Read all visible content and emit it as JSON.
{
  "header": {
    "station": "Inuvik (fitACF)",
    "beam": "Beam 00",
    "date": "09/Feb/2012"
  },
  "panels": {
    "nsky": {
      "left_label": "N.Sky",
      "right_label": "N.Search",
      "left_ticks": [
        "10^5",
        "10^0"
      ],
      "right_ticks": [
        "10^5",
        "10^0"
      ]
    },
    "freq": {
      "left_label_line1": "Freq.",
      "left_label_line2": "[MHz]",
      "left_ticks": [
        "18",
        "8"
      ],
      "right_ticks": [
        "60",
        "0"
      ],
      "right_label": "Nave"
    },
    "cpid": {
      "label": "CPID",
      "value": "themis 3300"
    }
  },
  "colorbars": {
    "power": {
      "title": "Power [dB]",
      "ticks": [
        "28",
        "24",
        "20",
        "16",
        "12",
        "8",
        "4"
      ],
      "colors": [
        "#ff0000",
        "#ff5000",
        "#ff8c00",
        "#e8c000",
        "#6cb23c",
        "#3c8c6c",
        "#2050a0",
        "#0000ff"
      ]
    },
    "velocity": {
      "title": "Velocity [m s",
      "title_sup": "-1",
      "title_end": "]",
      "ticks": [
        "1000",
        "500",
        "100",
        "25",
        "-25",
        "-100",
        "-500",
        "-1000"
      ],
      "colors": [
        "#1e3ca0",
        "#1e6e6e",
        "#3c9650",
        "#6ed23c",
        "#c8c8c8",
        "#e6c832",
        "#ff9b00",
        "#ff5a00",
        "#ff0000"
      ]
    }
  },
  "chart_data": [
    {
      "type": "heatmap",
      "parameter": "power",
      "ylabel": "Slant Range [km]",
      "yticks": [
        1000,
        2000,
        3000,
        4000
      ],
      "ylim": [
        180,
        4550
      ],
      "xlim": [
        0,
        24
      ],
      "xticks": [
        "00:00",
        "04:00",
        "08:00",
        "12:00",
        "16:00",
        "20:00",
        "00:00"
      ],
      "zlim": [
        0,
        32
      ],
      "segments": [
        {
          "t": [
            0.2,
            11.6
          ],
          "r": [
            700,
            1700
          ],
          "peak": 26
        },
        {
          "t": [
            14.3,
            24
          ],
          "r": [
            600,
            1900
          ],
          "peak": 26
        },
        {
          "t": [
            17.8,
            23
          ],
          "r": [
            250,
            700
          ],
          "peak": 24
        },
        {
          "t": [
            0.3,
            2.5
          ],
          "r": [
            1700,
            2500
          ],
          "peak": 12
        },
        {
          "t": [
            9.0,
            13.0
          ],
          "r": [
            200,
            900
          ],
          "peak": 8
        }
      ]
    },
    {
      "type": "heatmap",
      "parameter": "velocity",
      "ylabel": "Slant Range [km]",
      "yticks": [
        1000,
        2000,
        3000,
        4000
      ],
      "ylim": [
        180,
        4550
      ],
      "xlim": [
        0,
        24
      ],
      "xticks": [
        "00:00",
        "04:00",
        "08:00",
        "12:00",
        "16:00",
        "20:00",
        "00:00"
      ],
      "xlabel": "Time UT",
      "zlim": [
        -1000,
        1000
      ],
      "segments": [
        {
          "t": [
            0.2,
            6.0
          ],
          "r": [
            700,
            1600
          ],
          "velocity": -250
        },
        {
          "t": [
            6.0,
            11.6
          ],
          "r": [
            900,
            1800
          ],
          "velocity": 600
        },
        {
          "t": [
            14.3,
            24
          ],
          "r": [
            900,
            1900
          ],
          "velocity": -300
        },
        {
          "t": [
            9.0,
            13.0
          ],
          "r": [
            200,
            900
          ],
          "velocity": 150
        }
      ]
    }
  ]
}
┄┄┄┄┄┄
- _DIRECTIONS FOR THIS TASK_
The records above should be duplicated in full, exactly as given.

- _RESPONSE TO THIS TASK_
Read all visible content and emit it as JSON.
{
  "header": {
    "station": "Inuvik (fitACF)",
    "beam": "Beam 00",
    "date": "09/Feb/2012"
  },
  "panels": {
    "nsky": {
      "left_label": "N.Sky",
      "right_label": "N.Search",
      "left_ticks": [
        "10^5",
        "10^0"
      ],
      "right_ticks": [
        "10^5",
        "10^0"
      ]
    },
    "freq": {
      "left_label_line1": "Freq.",
      "left_label_line2": "[MHz]",
      "left_ticks": [
        "18",
        "8"
      ],
      "right_ticks": [
        "60",
        "0"
      ],
      "right_label": "Nave"
    },
    "cpid": {
      "label": "CPID",
      "value": "themis 3300"
    }
  },
  "colorbars": {
    "power": {
      "title": "Power [dB]",
      "ticks": [
        "28",
        "24",
        "20",
        "16",
        "12",
        "8",
        "4"
      ],
      "colors": [
        "#ff0000",
        "#ff5000",
        "#ff8c00",
        "#e8c000",
        "#6cb23c",
        "#3c8c6c",
        "#2050a0",
        "#0000ff"
      ]
    },
    "velocity": {
      "title": "Velocity [m s",
      "title_sup": "-1",
      "title_end": "]",
      "ticks": [
        "1000",
        "500",
        "100",
        "25",
        "-25",
        "-100",
        "-500",
        "-1000"
      ],
      "colors": [
        "#1e3ca0",
        "#1e6e6e",
        "#3c9650",
        "#6ed23c",
        "#c8c8c8",
        "#e6c832",
        "#ff9b00",
        "#ff5a00",
        "#ff0000"
      ]
    }
  },
  "chart_data": [
    {
      "type": "heatmap",
      "parameter": "power",
      "ylabel": "Slant Range [km]",
      "yticks": [
        1000,
        2000,
        3000,
        4000
      ],
      "ylim": [
        180,
        4550
      ],
      "xlim": [
        0,
        24
      ],
      "xticks": [
        "00:00",
        "04:00",
        "08:00",
        "12:00",
        "16:00",
        "20:00",
        "00:00"
      ],
      "zlim": [
        0,
        32
      ],
      "segments": [
        {
          "t": [
            0.2,
            11.6
          ],
          "r": [
            700,
            1700
          ],
          "peak": 26
        },
        {
          "t": [
            14.3,
            24
          ],
          "r": [
            600,
            1900
          ],
          "peak": 26
        },
        {
          "t": [
            17.8,
            23
          ],
          "r": [
            250,
            700
          ],
          "peak": 24
        },
        {
          "t": [
            0.3,
            2.5
          ],
          "r": [
            1700,
            2500
          ],
          "peak": 12
        },
        {
          "t": [
            9.0,
            13.0
          ],
          "r": [
            200,
            900
          ],
          "peak": 8
        }
      ]
    },
    {
      "type": "heatmap",
      "parameter": "velocity",
      "ylabel": "Slant Range [km]",
      "yticks": [
        1000,
        2000,
        3000,
        4000
      ],
      "ylim": [
        180,
        4550
      ],
      "xlim": [
        0,
        24
      ],
      "xticks": [
        "00:00",
        "04:00",
        "08:00",
        "12:00",
        "16:00",
        "20:00",
        "00:00"
      ],
      "xlabel": "Time UT",
      "zlim": [
        -1000,
        1000
      ],
      "segments": [
        {
          "t": [
            0.2,
            6.0
          ],
          "r": [
            700,
            1600
          ],
          "velocity": -250
        },
        {
          "t": [
            6.0,
            11.6
          ],
          "r": [
            900,
            1800
          ],
          "velocity": 600
        },
        {
          "t": [
            14.3,
            24
          ],
          "r": [
            900,
            1900
          ],
          "velocity": -300
        },
        {
          "t": [
            9.0,
            13.0
          ],
          "r": [
            200,
            900
          ],
          "velocity": 150
        }
      ]
    }
  ]
}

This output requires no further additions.